EXTRACTED ENTRIES:
***
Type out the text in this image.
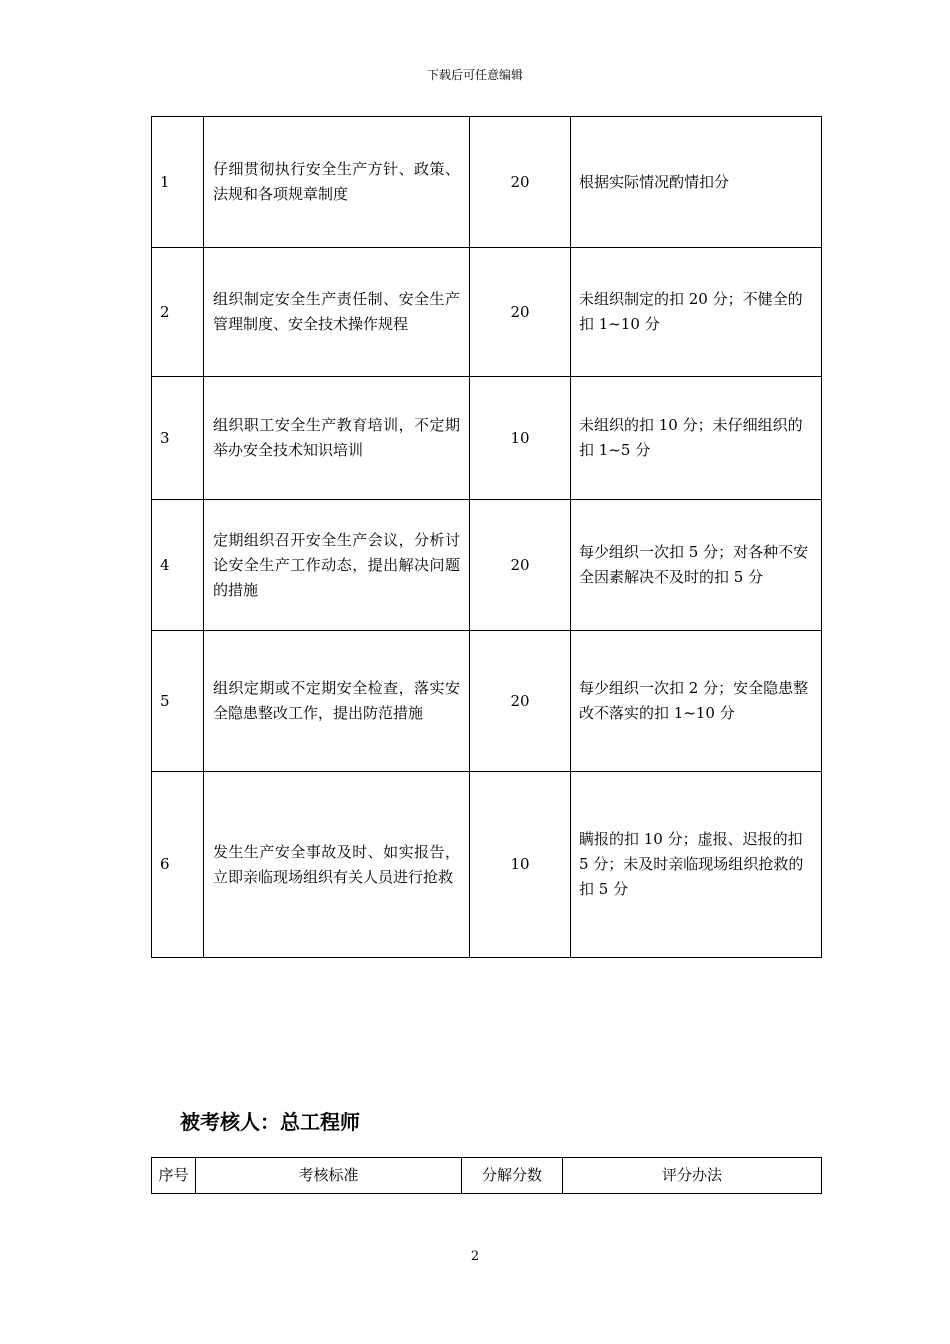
下载后可任意编辑
1	仔细贯彻执行安全生产方针、政策、法规和各项规章制度	20	根据实际情况酌情扣分
2	组织制定安全生产责任制、安全生产管理制度、安全技术操作规程	20	未组织制定的扣 20 分；不健全的扣 1~10 分
3	组织职工安全生产教育培训，不定期举办安全技术知识培训	10	未组织的扣 10 分；未仔细组织的扣 1~5 分
4	定期组织召开安全生产会议，分析讨论安全生产工作动态，提出解决问题的措施	20	每少组织一次扣 5 分；对各种不安全因素解决不及时的扣 5 分
5	组织定期或不定期安全检查，落实安全隐患整改工作，提出防范措施	20	每少组织一次扣 2 分；安全隐患整改不落实的扣 1~10 分
6	发生生产安全事故及时、如实报告，立即亲临现场组织有关人员进行抢救	10	瞒报的扣 10 分；虚报、迟报的扣 5 分；未及时亲临现场组织抢救的扣 5 分
被考核人：总工程师
序号	考核标准	分解分数	评分办法
2
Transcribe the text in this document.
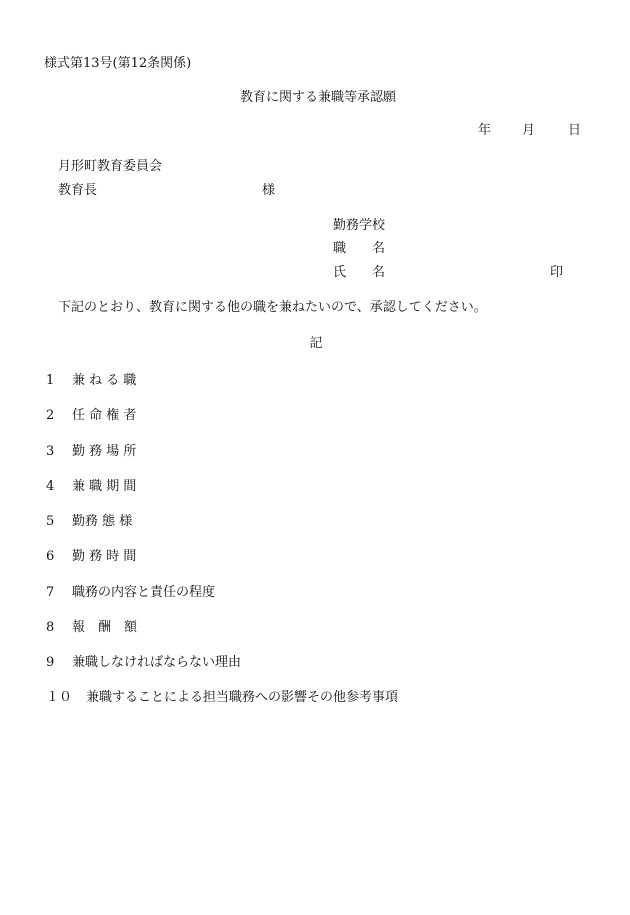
様式第13号(第12条関係)
教育に関する兼職等承認願
年 月	日
月形町教育委員会
教育長	様
勤務学校
職　　名
氏　　名	印
下記のとおり、教育に関する他の職を兼ねたいので、承認してください。
記
1 兼 ね る 職
2 任 命 権 者
3 勤 務 場 所
4 兼 職 期 間
5 勤務 態 様
6 勤 務 時 間
7 職務の内容と責任の程度
8 報　酬　額
9 兼職しなければならない理由
１０ 兼職することによる担当職務への影響その他参考事項
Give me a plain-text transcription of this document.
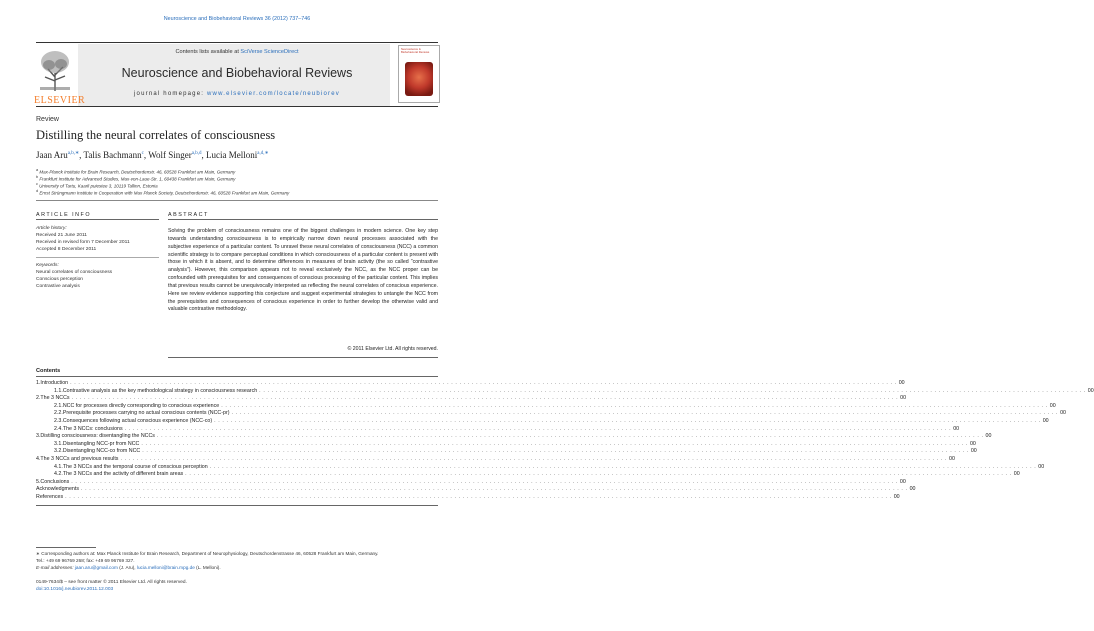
Neuroscience and Biobehavioral Reviews 36 (2012) 737–746
ELSEVIER
Contents lists available at SciVerse ScienceDirect
Neuroscience and Biobehavioral Reviews
journal homepage: www.elsevier.com/locate/neubiorev
Neuroscience & Biobehavioral Reviews
Review
Distilling the neural correlates of consciousness
Jaan Aru$^{a,b,∗}$, Talis Bachmann$^c$, Wolf Singer$^{a,b,d}$, Lucia Melloni$^{a,d,∗}$
$^a$ Max-Planck Institute for Brain Research, Deutschordenstr. 46, 60528 Frankfurt am Main, Germany
$^b$ Frankfurt Institute for Advanced Studies, Max-von-Laue-Str. 1, 60438 Frankfurt am Main, Germany
$^c$ University of Tartu, Kaarli puiestee 3, 10119 Tallinn, Estonia
$^d$ Ernst Strüngmann Institute in Cooperation with Max Planck Society, Deutschordenstr. 46, 60528 Frankfurt am Main, Germany
ARTICLE INFO	ABSTRACT
Article history:
Received 21 June 2011
Received in revised form 7 December 2011
Accepted 8 December 2011
Keywords:
Neural correlates of consciousness
Conscious perception
Contrastive analysis
Solving the problem of consciousness remains one of the biggest challenges in modern science. One key step towards understanding consciousness is to empirically narrow down neural processes associated with the subjective experience of a particular content. To unravel these neural correlates of consciousness (NCC) a common scientific strategy is to compare perceptual conditions in which consciousness of a particular content is present with those in which it is absent, and to determine differences in measures of brain activity (the so called “contrastive analysis”). However, this comparison appears not to reveal exclusively the NCC, as the NCC proper can be confounded with prerequisites for and consequences of conscious processing of the particular content. This implies that previous results cannot be unequivocally interpreted as reflecting the neural correlates of conscious experience. Here we review evidence supporting this conjecture and suggest experimental strategies to untangle the NCC from the prerequisites and consequences of conscious experience in order to further develop the otherwise valid and valuable contrastive methodology.
© 2011 Elsevier Ltd. All rights reserved.
Contents
1. Introduction . . . . . . . . . . . . . . . . . . . . . . . . . . . . . . . . . . . . . . . . . . . . . . . . . . . . . . . . . . . . . . . . . . . . . . . . . . . . . . . . . . . . . . . . . . . . . . . . . . . . . . . . . . . . . . . . . . . . . . . . . . . . . . . . . . . . . . . . . . . . . . . . . . . . . . . . . . . . . . . . . . . . . . . . . . . . . . . . . . . . . . . . . . . . . . . . . . . . . . . . 00
1.1. Contrastive analysis as the key methodological strategy in consciousness research . . . . . . . . . . . . . . . . . . . . . . . . . . . . . . . . . . . . . . . . . . . . . . . . . . . . . . . . . . . . . . . . . . . . . . . . . . . . . . . . . . . . . . . . . . . . . . . . . . . . . . . . . . . . . . . . . . . . . . . . . . . . . . . . . . . . . . . . . . . . . . . . . . . . . . . . . . . . . . . . . . . . . . . . . . . . . . . . . . . . . . . . . . . . . . . . . . . . . . . . 00
2. The 3 NCCs . . . . . . . . . . . . . . . . . . . . . . . . . . . . . . . . . . . . . . . . . . . . . . . . . . . . . . . . . . . . . . . . . . . . . . . . . . . . . . . . . . . . . . . . . . . . . . . . . . . . . . . . . . . . . . . . . . . . . . . . . . . . . . . . . . . . . . . . . . . . . . . . . . . . . . . . . . . . . . . . . . . . . . . . . . . . . . . . . . . . . . . . . . . . . . . . . . . . . . . . 00
2.1. NCC for processes directly corresponding to conscious experience . . . . . . . . . . . . . . . . . . . . . . . . . . . . . . . . . . . . . . . . . . . . . . . . . . . . . . . . . . . . . . . . . . . . . . . . . . . . . . . . . . . . . . . . . . . . . . . . . . . . . . . . . . . . . . . . . . . . . . . . . . . . . . . . . . . . . . . . . . . . . . . . . . . . . . . . . . . . . . . . . . . . . . . . . . . . . . . . . . . . . . . . . . . . . . . . . . . . . . . . 00
2.2. Prerequisite processes carrying no actual conscious contents (NCC-pr) . . . . . . . . . . . . . . . . . . . . . . . . . . . . . . . . . . . . . . . . . . . . . . . . . . . . . . . . . . . . . . . . . . . . . . . . . . . . . . . . . . . . . . . . . . . . . . . . . . . . . . . . . . . . . . . . . . . . . . . . . . . . . . . . . . . . . . . . . . . . . . . . . . . . . . . . . . . . . . . . . . . . . . . . . . . . . . . . . . . . . . . . . . . . . . . . . . . . . . . . 00
2.3. Consequences following actual conscious experience (NCC-co) . . . . . . . . . . . . . . . . . . . . . . . . . . . . . . . . . . . . . . . . . . . . . . . . . . . . . . . . . . . . . . . . . . . . . . . . . . . . . . . . . . . . . . . . . . . . . . . . . . . . . . . . . . . . . . . . . . . . . . . . . . . . . . . . . . . . . . . . . . . . . . . . . . . . . . . . . . . . . . . . . . . . . . . . . . . . . . . . . . . . . . . . . . . . . . . . . . . . . . . . 00
2.4. The 3 NCCs: conclusions . . . . . . . . . . . . . . . . . . . . . . . . . . . . . . . . . . . . . . . . . . . . . . . . . . . . . . . . . . . . . . . . . . . . . . . . . . . . . . . . . . . . . . . . . . . . . . . . . . . . . . . . . . . . . . . . . . . . . . . . . . . . . . . . . . . . . . . . . . . . . . . . . . . . . . . . . . . . . . . . . . . . . . . . . . . . . . . . . . . . . . . . . . . . . . . . . . . . . . . . 00
3. Distilling consciousness: disentangling the NCCs . . . . . . . . . . . . . . . . . . . . . . . . . . . . . . . . . . . . . . . . . . . . . . . . . . . . . . . . . . . . . . . . . . . . . . . . . . . . . . . . . . . . . . . . . . . . . . . . . . . . . . . . . . . . . . . . . . . . . . . . . . . . . . . . . . . . . . . . . . . . . . . . . . . . . . . . . . . . . . . . . . . . . . . . . . . . . . . . . . . . . . . . . . . . . . . . . . . . . . . . 00
3.1. Disentangling NCC-pr from NCC . . . . . . . . . . . . . . . . . . . . . . . . . . . . . . . . . . . . . . . . . . . . . . . . . . . . . . . . . . . . . . . . . . . . . . . . . . . . . . . . . . . . . . . . . . . . . . . . . . . . . . . . . . . . . . . . . . . . . . . . . . . . . . . . . . . . . . . . . . . . . . . . . . . . . . . . . . . . . . . . . . . . . . . . . . . . . . . . . . . . . . . . . . . . . . . . . . . . . . . . 00
3.2. Disentangling NCC-co from NCC . . . . . . . . . . . . . . . . . . . . . . . . . . . . . . . . . . . . . . . . . . . . . . . . . . . . . . . . . . . . . . . . . . . . . . . . . . . . . . . . . . . . . . . . . . . . . . . . . . . . . . . . . . . . . . . . . . . . . . . . . . . . . . . . . . . . . . . . . . . . . . . . . . . . . . . . . . . . . . . . . . . . . . . . . . . . . . . . . . . . . . . . . . . . . . . . . . . . . . . . 00
4. The 3 NCCs and previous results . . . . . . . . . . . . . . . . . . . . . . . . . . . . . . . . . . . . . . . . . . . . . . . . . . . . . . . . . . . . . . . . . . . . . . . . . . . . . . . . . . . . . . . . . . . . . . . . . . . . . . . . . . . . . . . . . . . . . . . . . . . . . . . . . . . . . . . . . . . . . . . . . . . . . . . . . . . . . . . . . . . . . . . . . . . . . . . . . . . . . . . . . . . . . . . . . . . . . . . . 00
4.1. The 3 NCCs and the temporal course of conscious perception . . . . . . . . . . . . . . . . . . . . . . . . . . . . . . . . . . . . . . . . . . . . . . . . . . . . . . . . . . . . . . . . . . . . . . . . . . . . . . . . . . . . . . . . . . . . . . . . . . . . . . . . . . . . . . . . . . . . . . . . . . . . . . . . . . . . . . . . . . . . . . . . . . . . . . . . . . . . . . . . . . . . . . . . . . . . . . . . . . . . . . . . . . . . . . . . . . . . . . . . 00
4.2. The 3 NCCs and the activity of different brain areas . . . . . . . . . . . . . . . . . . . . . . . . . . . . . . . . . . . . . . . . . . . . . . . . . . . . . . . . . . . . . . . . . . . . . . . . . . . . . . . . . . . . . . . . . . . . . . . . . . . . . . . . . . . . . . . . . . . . . . . . . . . . . . . . . . . . . . . . . . . . . . . . . . . . . . . . . . . . . . . . . . . . . . . . . . . . . . . . . . . . . . . . . . . . . . . . . . . . . . . . 00
5. Conclusions . . . . . . . . . . . . . . . . . . . . . . . . . . . . . . . . . . . . . . . . . . . . . . . . . . . . . . . . . . . . . . . . . . . . . . . . . . . . . . . . . . . . . . . . . . . . . . . . . . . . . . . . . . . . . . . . . . . . . . . . . . . . . . . . . . . . . . . . . . . . . . . . . . . . . . . . . . . . . . . . . . . . . . . . . . . . . . . . . . . . . . . . . . . . . . . . . . . . . . . . 00
Acknowledgments . . . . . . . . . . . . . . . . . . . . . . . . . . . . . . . . . . . . . . . . . . . . . . . . . . . . . . . . . . . . . . . . . . . . . . . . . . . . . . . . . . . . . . . . . . . . . . . . . . . . . . . . . . . . . . . . . . . . . . . . . . . . . . . . . . . . . . . . . . . . . . . . . . . . . . . . . . . . . . . . . . . . . . . . . . . . . . . . . . . . . . . . . . . . . . . . . . . . . . . . 00
References . . . . . . . . . . . . . . . . . . . . . . . . . . . . . . . . . . . . . . . . . . . . . . . . . . . . . . . . . . . . . . . . . . . . . . . . . . . . . . . . . . . . . . . . . . . . . . . . . . . . . . . . . . . . . . . . . . . . . . . . . . . . . . . . . . . . . . . . . . . . . . . . . . . . . . . . . . . . . . . . . . . . . . . . . . . . . . . . . . . . . . . . . . . . . . . . . . . . . . . . 00
∗ Corresponding authors at: Max Planck Institute for Brain Research, Department of Neurophysiology, Deutschordenstrasse 46, 60528 Frankfurt am Main, Germany.
Tel.: +49 69 96769 268; fax: +49 69 96769 327.
E-mail addresses: jaan.aru@gmail.com (J. Aru), lucia.melloni@brain.mpg.de (L. Melloni).
0149-7634/$ – see front matter © 2011 Elsevier Ltd. All rights reserved.
doi:10.1016/j.neubiorev.2011.12.003
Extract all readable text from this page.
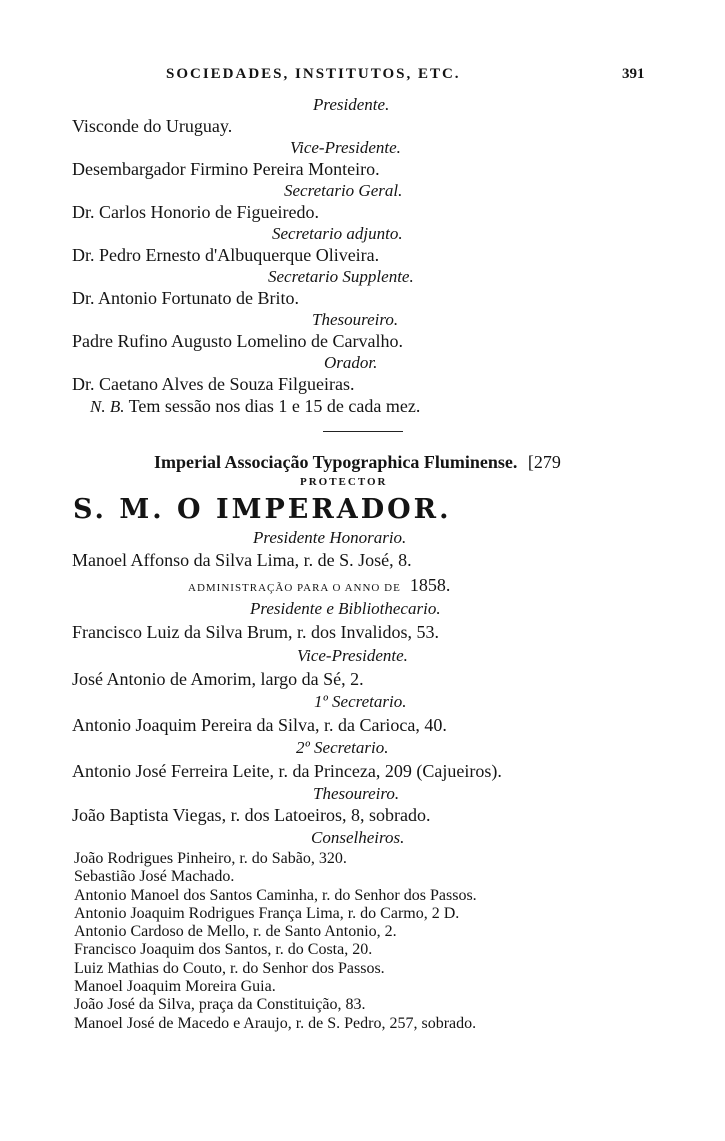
SOCIEDADES, INSTITUTOS, ETC.	391
Presidente.
Visconde do Uruguay.
Vice-Presidente.
Desembargador Firmino Pereira Monteiro.
Secretario Geral.
Dr. Carlos Honorio de Figueiredo.
Secretario adjunto.
Dr. Pedro Ernesto d'Albuquerque Oliveira.
Secretario Supplente.
Dr. Antonio Fortunato de Brito.
Thesoureiro.
Padre Rufino Augusto Lomelino de Carvalho.
Orador.
Dr. Caetano Alves de Souza Filgueiras.
N. B. Tem sessão nos dias 1 e 15 de cada mez.
Imperial Associação Typographica Fluminense. [279
PROTECTOR
S. M. O IMPERADOR.
Presidente Honorario.
Manoel Affonso da Silva Lima, r. de S. José, 8.
ADMINISTRAÇÃO PARA O ANNO DE 1858.
Presidente e Bibliothecario.
Francisco Luiz da Silva Brum, r. dos Invalidos, 53.
Vice-Presidente.
José Antonio de Amorim, largo da Sé, 2.
1º Secretario.
Antonio Joaquim Pereira da Silva, r. da Carioca, 40.
2º Secretario.
Antonio José Ferreira Leite, r. da Princeza, 209 (Cajueiros).
Thesoureiro.
João Baptista Viegas, r. dos Latoeiros, 8, sobrado.
Conselheiros.
João Rodrigues Pinheiro, r. do Sabão, 320.
Sebastião José Machado.
Antonio Manoel dos Santos Caminha, r. do Senhor dos Passos.
Antonio Joaquim Rodrigues França Lima, r. do Carmo, 2 D.
Antonio Cardoso de Mello, r. de Santo Antonio, 2.
Francisco Joaquim dos Santos, r. do Costa, 20.
Luiz Mathias do Couto, r. do Senhor dos Passos.
Manoel Joaquim Moreira Guia.
João José da Silva, praça da Constituição, 83.
Manoel José de Macedo e Araujo, r. de S. Pedro, 257, sobrado.
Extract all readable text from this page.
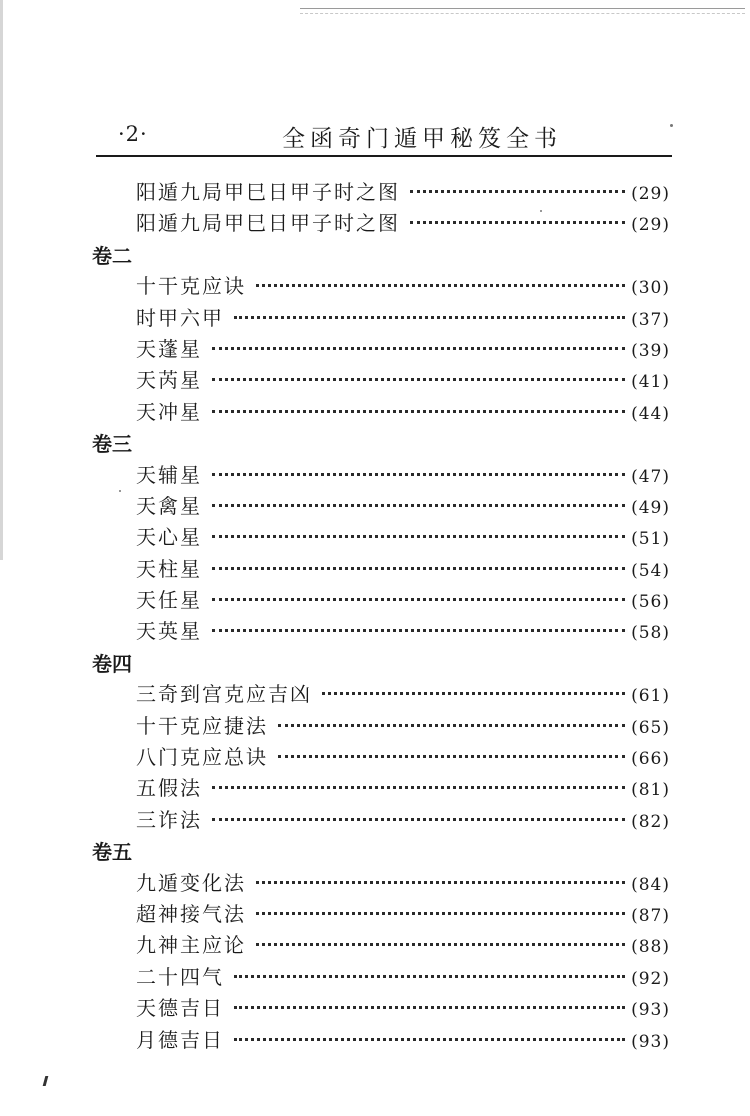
·2·	全函奇门遁甲秘笈全书
阳遁九局甲巳日甲子时之图	(29)
阳遁九局甲巳日甲子时之图	(29)
卷二
十干克应诀	(30)
时甲六甲	(37)
天蓬星	(39)
天芮星	(41)
天冲星	(44)
卷三
天辅星	(47)
天禽星	(49)
天心星	(51)
天柱星	(54)
天任星	(56)
天英星	(58)
卷四
三奇到宫克应吉凶	(61)
十干克应捷法	(65)
八门克应总诀	(66)
五假法	(81)
三诈法	(82)
卷五
九遁变化法	(84)
超神接气法	(87)
九神主应论	(88)
二十四气	(92)
天德吉日	(93)
月德吉日	(93)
***
THE TASK: Say, as a number only, how many lines of the data contain "José".

EXERCISE OUTPUT: 6